## [Given problem]
Every line with the string "деятельность" should be gathered.

## [Materials provided]
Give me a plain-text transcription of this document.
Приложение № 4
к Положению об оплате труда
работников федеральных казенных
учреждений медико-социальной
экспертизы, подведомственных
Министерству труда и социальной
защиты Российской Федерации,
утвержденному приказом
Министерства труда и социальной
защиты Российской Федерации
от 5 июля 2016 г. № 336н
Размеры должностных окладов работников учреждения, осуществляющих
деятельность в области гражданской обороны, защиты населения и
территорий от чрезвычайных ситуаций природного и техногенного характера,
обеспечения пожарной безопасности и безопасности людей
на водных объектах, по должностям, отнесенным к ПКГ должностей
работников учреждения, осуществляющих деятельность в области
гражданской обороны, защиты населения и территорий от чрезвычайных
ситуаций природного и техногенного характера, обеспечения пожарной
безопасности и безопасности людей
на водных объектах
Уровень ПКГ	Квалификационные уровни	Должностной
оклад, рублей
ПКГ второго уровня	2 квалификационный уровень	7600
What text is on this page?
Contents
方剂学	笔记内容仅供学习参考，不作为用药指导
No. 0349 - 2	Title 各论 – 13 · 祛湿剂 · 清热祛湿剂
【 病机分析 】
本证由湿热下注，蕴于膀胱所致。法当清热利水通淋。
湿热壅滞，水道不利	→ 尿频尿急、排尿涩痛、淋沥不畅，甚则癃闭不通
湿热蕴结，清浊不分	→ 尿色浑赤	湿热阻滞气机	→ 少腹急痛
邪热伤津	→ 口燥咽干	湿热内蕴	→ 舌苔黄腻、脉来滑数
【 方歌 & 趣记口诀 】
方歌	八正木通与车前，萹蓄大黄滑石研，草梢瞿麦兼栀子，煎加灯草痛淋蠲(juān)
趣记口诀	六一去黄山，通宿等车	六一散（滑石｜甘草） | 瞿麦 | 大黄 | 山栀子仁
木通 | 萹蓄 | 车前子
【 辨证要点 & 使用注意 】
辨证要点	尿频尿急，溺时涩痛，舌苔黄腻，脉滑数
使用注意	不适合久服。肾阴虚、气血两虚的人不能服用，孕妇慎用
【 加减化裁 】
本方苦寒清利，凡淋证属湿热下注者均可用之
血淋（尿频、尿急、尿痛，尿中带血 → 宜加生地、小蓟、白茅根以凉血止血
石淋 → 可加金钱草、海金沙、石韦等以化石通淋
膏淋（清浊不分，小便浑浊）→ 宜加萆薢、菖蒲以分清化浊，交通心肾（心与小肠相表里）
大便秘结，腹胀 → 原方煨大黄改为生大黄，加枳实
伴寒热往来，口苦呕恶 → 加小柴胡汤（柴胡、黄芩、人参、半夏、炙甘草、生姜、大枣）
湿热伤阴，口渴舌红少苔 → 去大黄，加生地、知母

## [Solution for this exercise]
деятельность в области гражданской обороны, защиты населения и
работников учреждения, осуществляющих деятельность в области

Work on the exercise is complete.